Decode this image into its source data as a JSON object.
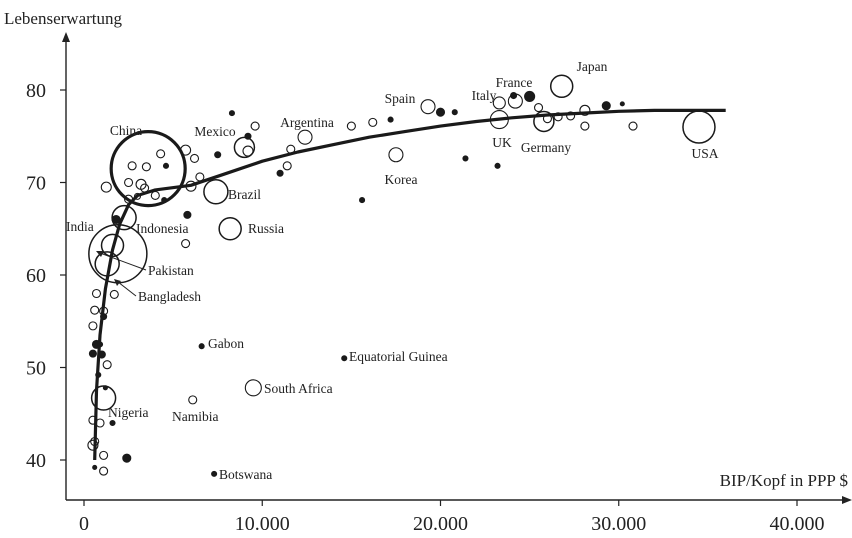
{
  "chart_data": {
    "type": "scatter",
    "title": "",
    "xlabel": "BIP/Kopf in PPP $",
    "ylabel": "Lebenserwartung",
    "xlim": [
      -1000,
      42000
    ],
    "ylim": [
      36,
      88
    ],
    "grid": false,
    "x_ticks": [
      0,
      10000,
      20000,
      30000,
      40000
    ],
    "x_tick_labels": [
      "0",
      "10.000",
      "20.000",
      "30.000",
      "40.000"
    ],
    "y_ticks": [
      40,
      50,
      60,
      70,
      80
    ],
    "y_tick_labels": [
      "40",
      "50",
      "60",
      "70",
      "80"
    ],
    "bubble_scale_note": "bubble radius proportional to population",
    "labeled_countries": [
      {
        "name": "USA",
        "x": 34500,
        "y": 76.0,
        "r": 16,
        "style": "open",
        "label": "USA"
      },
      {
        "name": "Japan",
        "x": 26800,
        "y": 80.4,
        "r": 11,
        "style": "open",
        "label": "Japan"
      },
      {
        "name": "France",
        "x": 24200,
        "y": 78.8,
        "r": 7,
        "style": "open",
        "label": "France"
      },
      {
        "name": "Italy",
        "x": 23300,
        "y": 78.6,
        "r": 6,
        "style": "open",
        "label": "Italy"
      },
      {
        "name": "Spain",
        "x": 19300,
        "y": 78.2,
        "r": 7,
        "style": "open",
        "label": "Spain"
      },
      {
        "name": "UK",
        "x": 23300,
        "y": 76.8,
        "r": 9,
        "style": "open",
        "label": "UK"
      },
      {
        "name": "Germany",
        "x": 25800,
        "y": 76.6,
        "r": 10,
        "style": "open",
        "label": "Germany"
      },
      {
        "name": "Korea",
        "x": 17500,
        "y": 73.0,
        "r": 7,
        "style": "open",
        "label": "Korea"
      },
      {
        "name": "Argentina",
        "x": 12400,
        "y": 74.9,
        "r": 7,
        "style": "open",
        "label": "Argentina"
      },
      {
        "name": "Mexico",
        "x": 9000,
        "y": 73.8,
        "r": 10,
        "style": "open",
        "label": "Mexico"
      },
      {
        "name": "China",
        "x": 3600,
        "y": 71.5,
        "r": 37,
        "style": "open-thick",
        "label": "China"
      },
      {
        "name": "Brazil",
        "x": 7400,
        "y": 69.0,
        "r": 12,
        "style": "open",
        "label": "Brazil"
      },
      {
        "name": "Russia",
        "x": 8200,
        "y": 65.0,
        "r": 11,
        "style": "open",
        "label": "Russia"
      },
      {
        "name": "Indonesia",
        "x": 2250,
        "y": 66.2,
        "r": 12,
        "style": "open",
        "label": "Indonesia"
      },
      {
        "name": "India",
        "x": 1900,
        "y": 62.3,
        "r": 29,
        "style": "open",
        "label": "India"
      },
      {
        "name": "Pakistan",
        "x": 1600,
        "y": 63.2,
        "r": 11,
        "style": "open",
        "label": "Pakistan"
      },
      {
        "name": "Bangladesh",
        "x": 1300,
        "y": 61.2,
        "r": 12,
        "style": "open",
        "label": "Bangladesh"
      },
      {
        "name": "Nigeria",
        "x": 1100,
        "y": 46.7,
        "r": 12,
        "style": "open",
        "label": "Nigeria"
      },
      {
        "name": "Gabon",
        "x": 6600,
        "y": 52.3,
        "r": 2.5,
        "style": "filled",
        "label": "Gabon"
      },
      {
        "name": "Equatorial Guinea",
        "x": 14600,
        "y": 51.0,
        "r": 2.5,
        "style": "filled",
        "label": "Equatorial Guinea"
      },
      {
        "name": "Namibia",
        "x": 6100,
        "y": 46.5,
        "r": 4,
        "style": "open",
        "label": "Namibia"
      },
      {
        "name": "South Africa",
        "x": 9500,
        "y": 47.8,
        "r": 8,
        "style": "open",
        "label": "South Africa"
      },
      {
        "name": "Botswana",
        "x": 7300,
        "y": 38.5,
        "r": 2.5,
        "style": "filled",
        "label": "Botswana"
      }
    ],
    "other_countries": [
      {
        "x": 5700,
        "y": 73.5,
        "r": 5,
        "style": "open"
      },
      {
        "x": 6200,
        "y": 72.6,
        "r": 4,
        "style": "open"
      },
      {
        "x": 7500,
        "y": 73.0,
        "r": 3,
        "style": "filled"
      },
      {
        "x": 8300,
        "y": 77.5,
        "r": 2.5,
        "style": "filled"
      },
      {
        "x": 9600,
        "y": 76.1,
        "r": 4,
        "style": "open"
      },
      {
        "x": 9200,
        "y": 75.0,
        "r": 3,
        "style": "filled"
      },
      {
        "x": 9200,
        "y": 73.4,
        "r": 5,
        "style": "open"
      },
      {
        "x": 11000,
        "y": 71.0,
        "r": 3,
        "style": "filled"
      },
      {
        "x": 11400,
        "y": 71.8,
        "r": 4,
        "style": "open"
      },
      {
        "x": 11600,
        "y": 73.6,
        "r": 4,
        "style": "open"
      },
      {
        "x": 15000,
        "y": 76.1,
        "r": 4,
        "style": "open"
      },
      {
        "x": 16200,
        "y": 76.5,
        "r": 4,
        "style": "open"
      },
      {
        "x": 17200,
        "y": 76.8,
        "r": 2.5,
        "style": "filled"
      },
      {
        "x": 15600,
        "y": 68.1,
        "r": 2.5,
        "style": "filled"
      },
      {
        "x": 20000,
        "y": 77.6,
        "r": 4,
        "style": "filled"
      },
      {
        "x": 20800,
        "y": 77.6,
        "r": 2.5,
        "style": "filled"
      },
      {
        "x": 21400,
        "y": 72.6,
        "r": 2.5,
        "style": "filled"
      },
      {
        "x": 23200,
        "y": 71.8,
        "r": 2.5,
        "style": "filled"
      },
      {
        "x": 24100,
        "y": 79.4,
        "r": 3,
        "style": "filled"
      },
      {
        "x": 25000,
        "y": 79.3,
        "r": 5,
        "style": "filled"
      },
      {
        "x": 25500,
        "y": 78.1,
        "r": 4,
        "style": "open"
      },
      {
        "x": 26000,
        "y": 76.9,
        "r": 4,
        "style": "open"
      },
      {
        "x": 26600,
        "y": 77.1,
        "r": 4,
        "style": "open"
      },
      {
        "x": 27300,
        "y": 77.2,
        "r": 4,
        "style": "open"
      },
      {
        "x": 28100,
        "y": 77.8,
        "r": 5,
        "style": "open"
      },
      {
        "x": 28100,
        "y": 76.1,
        "r": 4,
        "style": "open"
      },
      {
        "x": 29300,
        "y": 78.3,
        "r": 4,
        "style": "filled"
      },
      {
        "x": 30200,
        "y": 78.5,
        "r": 2,
        "style": "filled"
      },
      {
        "x": 30800,
        "y": 76.1,
        "r": 4,
        "style": "open"
      },
      {
        "x": 1250,
        "y": 69.5,
        "r": 5,
        "style": "open"
      },
      {
        "x": 2700,
        "y": 71.8,
        "r": 4,
        "style": "open"
      },
      {
        "x": 3500,
        "y": 71.7,
        "r": 4,
        "style": "open"
      },
      {
        "x": 4300,
        "y": 73.1,
        "r": 4,
        "style": "open"
      },
      {
        "x": 4600,
        "y": 71.8,
        "r": 2.5,
        "style": "filled"
      },
      {
        "x": 2500,
        "y": 70.0,
        "r": 4,
        "style": "open"
      },
      {
        "x": 3200,
        "y": 69.8,
        "r": 5,
        "style": "open"
      },
      {
        "x": 3400,
        "y": 69.4,
        "r": 4,
        "style": "open"
      },
      {
        "x": 4000,
        "y": 68.6,
        "r": 4,
        "style": "open"
      },
      {
        "x": 2500,
        "y": 68.2,
        "r": 4,
        "style": "open"
      },
      {
        "x": 3000,
        "y": 68.5,
        "r": 3,
        "style": "open"
      },
      {
        "x": 4500,
        "y": 68.1,
        "r": 2.5,
        "style": "filled"
      },
      {
        "x": 6000,
        "y": 69.6,
        "r": 5,
        "style": "open"
      },
      {
        "x": 6500,
        "y": 70.6,
        "r": 4,
        "style": "open"
      },
      {
        "x": 5800,
        "y": 66.5,
        "r": 3.5,
        "style": "filled"
      },
      {
        "x": 1800,
        "y": 66.0,
        "r": 4,
        "style": "filled"
      },
      {
        "x": 5700,
        "y": 63.4,
        "r": 4,
        "style": "open"
      },
      {
        "x": 600,
        "y": 56.2,
        "r": 4,
        "style": "open"
      },
      {
        "x": 500,
        "y": 54.5,
        "r": 4,
        "style": "open"
      },
      {
        "x": 1100,
        "y": 56.1,
        "r": 4,
        "style": "open"
      },
      {
        "x": 1100,
        "y": 55.5,
        "r": 3,
        "style": "filled"
      },
      {
        "x": 700,
        "y": 52.5,
        "r": 4,
        "style": "filled"
      },
      {
        "x": 900,
        "y": 52.5,
        "r": 2.5,
        "style": "filled"
      },
      {
        "x": 500,
        "y": 51.5,
        "r": 3.5,
        "style": "filled"
      },
      {
        "x": 1000,
        "y": 51.4,
        "r": 3.5,
        "style": "filled"
      },
      {
        "x": 1300,
        "y": 50.3,
        "r": 4,
        "style": "open"
      },
      {
        "x": 800,
        "y": 49.2,
        "r": 2.5,
        "style": "filled"
      },
      {
        "x": 1200,
        "y": 47.8,
        "r": 2,
        "style": "filled"
      },
      {
        "x": 700,
        "y": 58.0,
        "r": 4,
        "style": "open"
      },
      {
        "x": 1700,
        "y": 57.9,
        "r": 4,
        "style": "open"
      },
      {
        "x": 500,
        "y": 44.3,
        "r": 4,
        "style": "open"
      },
      {
        "x": 900,
        "y": 44.0,
        "r": 4,
        "style": "open"
      },
      {
        "x": 1600,
        "y": 44.0,
        "r": 2.5,
        "style": "filled"
      },
      {
        "x": 600,
        "y": 42.0,
        "r": 4,
        "style": "open"
      },
      {
        "x": 500,
        "y": 41.6,
        "r": 5,
        "style": "open"
      },
      {
        "x": 1100,
        "y": 40.5,
        "r": 4,
        "style": "open"
      },
      {
        "x": 2400,
        "y": 40.2,
        "r": 4,
        "style": "filled"
      },
      {
        "x": 600,
        "y": 39.2,
        "r": 2,
        "style": "filled"
      },
      {
        "x": 1100,
        "y": 38.8,
        "r": 4,
        "style": "open"
      }
    ],
    "trend_line": {
      "x": [
        600,
        700,
        900,
        1200,
        1600,
        2000,
        2500,
        3000,
        4000,
        6000,
        8000,
        10000,
        12000,
        14000,
        16000,
        18000,
        20000,
        22000,
        24000,
        26000,
        28000,
        30000,
        32000,
        34000,
        36000
      ],
      "y": [
        40.0,
        47.5,
        53.5,
        58.5,
        62.7,
        65.5,
        67.6,
        68.6,
        69.2,
        69.7,
        71.0,
        72.3,
        73.3,
        74.1,
        74.9,
        75.5,
        76.1,
        76.6,
        77.0,
        77.3,
        77.5,
        77.7,
        77.8,
        77.8,
        77.8
      ]
    }
  }
}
-- -- --
TASK INSTRUCTIONS: Determine the number of lines in the data that contain "South" as a word or string, and state only that number.

THE RESULT: 2